YOUR INSTRUCTIONS:
Your task is to copy every record exactly.

──────────

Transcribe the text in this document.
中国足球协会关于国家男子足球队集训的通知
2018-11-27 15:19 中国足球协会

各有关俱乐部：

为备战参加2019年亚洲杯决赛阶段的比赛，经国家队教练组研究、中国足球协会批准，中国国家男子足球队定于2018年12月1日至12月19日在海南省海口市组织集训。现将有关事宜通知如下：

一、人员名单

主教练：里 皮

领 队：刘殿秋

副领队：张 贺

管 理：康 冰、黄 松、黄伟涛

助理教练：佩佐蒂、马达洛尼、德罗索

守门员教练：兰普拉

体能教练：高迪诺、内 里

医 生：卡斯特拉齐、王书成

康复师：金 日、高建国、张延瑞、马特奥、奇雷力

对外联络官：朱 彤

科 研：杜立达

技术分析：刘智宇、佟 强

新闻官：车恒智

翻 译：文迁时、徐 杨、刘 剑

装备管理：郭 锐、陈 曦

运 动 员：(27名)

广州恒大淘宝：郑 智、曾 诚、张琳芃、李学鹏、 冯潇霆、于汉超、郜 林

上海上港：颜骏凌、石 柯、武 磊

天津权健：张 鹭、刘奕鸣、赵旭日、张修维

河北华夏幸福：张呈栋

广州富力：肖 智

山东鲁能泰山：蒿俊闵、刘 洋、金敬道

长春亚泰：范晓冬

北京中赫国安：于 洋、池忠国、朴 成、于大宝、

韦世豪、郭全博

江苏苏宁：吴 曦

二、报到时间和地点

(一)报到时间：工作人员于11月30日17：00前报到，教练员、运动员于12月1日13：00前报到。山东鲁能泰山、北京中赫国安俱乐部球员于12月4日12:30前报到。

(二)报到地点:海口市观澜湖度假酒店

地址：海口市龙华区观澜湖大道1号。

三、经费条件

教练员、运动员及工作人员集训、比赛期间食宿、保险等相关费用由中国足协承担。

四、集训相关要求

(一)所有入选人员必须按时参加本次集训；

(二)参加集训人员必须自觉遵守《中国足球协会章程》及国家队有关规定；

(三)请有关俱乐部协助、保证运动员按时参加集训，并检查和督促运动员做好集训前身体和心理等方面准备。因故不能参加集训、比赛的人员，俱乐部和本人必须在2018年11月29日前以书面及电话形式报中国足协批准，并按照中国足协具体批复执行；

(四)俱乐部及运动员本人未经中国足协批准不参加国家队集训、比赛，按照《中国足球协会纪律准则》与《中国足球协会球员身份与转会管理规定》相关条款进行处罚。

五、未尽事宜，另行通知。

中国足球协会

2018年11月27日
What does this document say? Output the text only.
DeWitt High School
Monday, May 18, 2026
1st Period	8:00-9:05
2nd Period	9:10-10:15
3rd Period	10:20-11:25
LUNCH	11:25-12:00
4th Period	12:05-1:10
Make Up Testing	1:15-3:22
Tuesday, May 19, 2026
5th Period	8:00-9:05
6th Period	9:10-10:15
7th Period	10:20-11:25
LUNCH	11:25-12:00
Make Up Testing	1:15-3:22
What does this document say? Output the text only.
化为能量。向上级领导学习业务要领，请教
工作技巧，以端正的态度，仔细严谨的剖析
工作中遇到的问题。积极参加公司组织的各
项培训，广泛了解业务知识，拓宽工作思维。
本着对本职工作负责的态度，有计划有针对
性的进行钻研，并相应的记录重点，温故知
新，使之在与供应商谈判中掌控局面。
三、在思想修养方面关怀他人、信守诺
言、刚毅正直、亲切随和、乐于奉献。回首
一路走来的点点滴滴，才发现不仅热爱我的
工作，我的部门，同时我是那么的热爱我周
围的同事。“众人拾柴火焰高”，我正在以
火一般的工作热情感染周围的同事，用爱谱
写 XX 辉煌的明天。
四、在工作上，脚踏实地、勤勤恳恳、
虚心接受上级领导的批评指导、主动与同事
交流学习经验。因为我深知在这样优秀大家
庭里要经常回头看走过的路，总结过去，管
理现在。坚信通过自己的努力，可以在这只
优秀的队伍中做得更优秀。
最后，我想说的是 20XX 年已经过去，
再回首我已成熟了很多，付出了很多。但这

──────────

SOLUTION TO THE PROBLEM:
Transcribe the text in this document.
中国足球协会关于国家男子足球队集训的通知
2018-11-27 15:19 中国足球协会

各有关俱乐部：

为备战参加2019年亚洲杯决赛阶段的比赛，经国家队教练组研究、中国足球协会批准，中国国家男子足球队定于2018年12月1日至12月19日在海南省海口市组织集训。现将有关事宜通知如下：

一、人员名单

主教练：里 皮

领 队：刘殿秋

副领队：张 贺

管 理：康 冰、黄 松、黄伟涛

助理教练：佩佐蒂、马达洛尼、德罗索

守门员教练：兰普拉

体能教练：高迪诺、内 里

医 生：卡斯特拉齐、王书成

康复师：金 日、高建国、张延瑞、马特奥、奇雷力

对外联络官：朱 彤

科 研：杜立达

技术分析：刘智宇、佟 强

新闻官：车恒智

翻 译：文迁时、徐 杨、刘 剑

装备管理：郭 锐、陈 曦

运 动 员：(27名)

广州恒大淘宝：郑 智、曾 诚、张琳芃、李学鹏、 冯潇霆、于汉超、郜 林

上海上港：颜骏凌、石 柯、武 磊

天津权健：张 鹭、刘奕鸣、赵旭日、张修维

河北华夏幸福：张呈栋

广州富力：肖 智

山东鲁能泰山：蒿俊闵、刘 洋、金敬道

长春亚泰：范晓冬

北京中赫国安：于 洋、池忠国、朴 成、于大宝、

韦世豪、郭全博

江苏苏宁：吴 曦

二、报到时间和地点

(一)报到时间：工作人员于11月30日17：00前报到，教练员、运动员于12月1日13：00前报到。山东鲁能泰山、北京中赫国安俱乐部球员于12月4日12:30前报到。

(二)报到地点:海口市观澜湖度假酒店

地址：海口市龙华区观澜湖大道1号。

三、经费条件

教练员、运动员及工作人员集训、比赛期间食宿、保险等相关费用由中国足协承担。

四、集训相关要求

(一)所有入选人员必须按时参加本次集训；

(二)参加集训人员必须自觉遵守《中国足球协会章程》及国家队有关规定；

(三)请有关俱乐部协助、保证运动员按时参加集训，并检查和督促运动员做好集训前身体和心理等方面准备。因故不能参加集训、比赛的人员，俱乐部和本人必须在2018年11月29日前以书面及电话形式报中国足协批准，并按照中国足协具体批复执行；

(四)俱乐部及运动员本人未经中国足协批准不参加国家队集训、比赛，按照《中国足球协会纪律准则》与《中国足球协会球员身份与转会管理规定》相关条款进行处罚。

五、未尽事宜，另行通知。

中国足球协会

2018年11月27日
What does this document say? Output the text only.
DeWitt High School
Monday, May 18, 2026
1st Period	8:00-9:05
2nd Period	9:10-10:15
3rd Period	10:20-11:25
LUNCH	11:25-12:00
4th Period	12:05-1:10
Make Up Testing	1:15-3:22
Tuesday, May 19, 2026
5th Period	8:00-9:05
6th Period	9:10-10:15
7th Period	10:20-11:25
LUNCH	11:25-12:00
Make Up Testing	1:15-3:22
What does this document say? Output the text only.
化为能量。向上级领导学习业务要领，请教
工作技巧，以端正的态度，仔细严谨的剖析
工作中遇到的问题。积极参加公司组织的各
项培训，广泛了解业务知识，拓宽工作思维。
本着对本职工作负责的态度，有计划有针对
性的进行钻研，并相应的记录重点，温故知
新，使之在与供应商谈判中掌控局面。
三、在思想修养方面关怀他人、信守诺
言、刚毅正直、亲切随和、乐于奉献。回首
一路走来的点点滴滴，才发现不仅热爱我的
工作，我的部门，同时我是那么的热爱我周
围的同事。“众人拾柴火焰高”，我正在以
火一般的工作热情感染周围的同事，用爱谱
写 XX 辉煌的明天。
四、在工作上，脚踏实地、勤勤恳恳、
虚心接受上级领导的批评指导、主动与同事
交流学习经验。因为我深知在这样优秀大家
庭里要经常回头看走过的路，总结过去，管
理现在。坚信通过自己的努力，可以在这只
优秀的队伍中做得更优秀。
最后，我想说的是 20XX 年已经过去，
再回首我已成熟了很多，付出了很多。但这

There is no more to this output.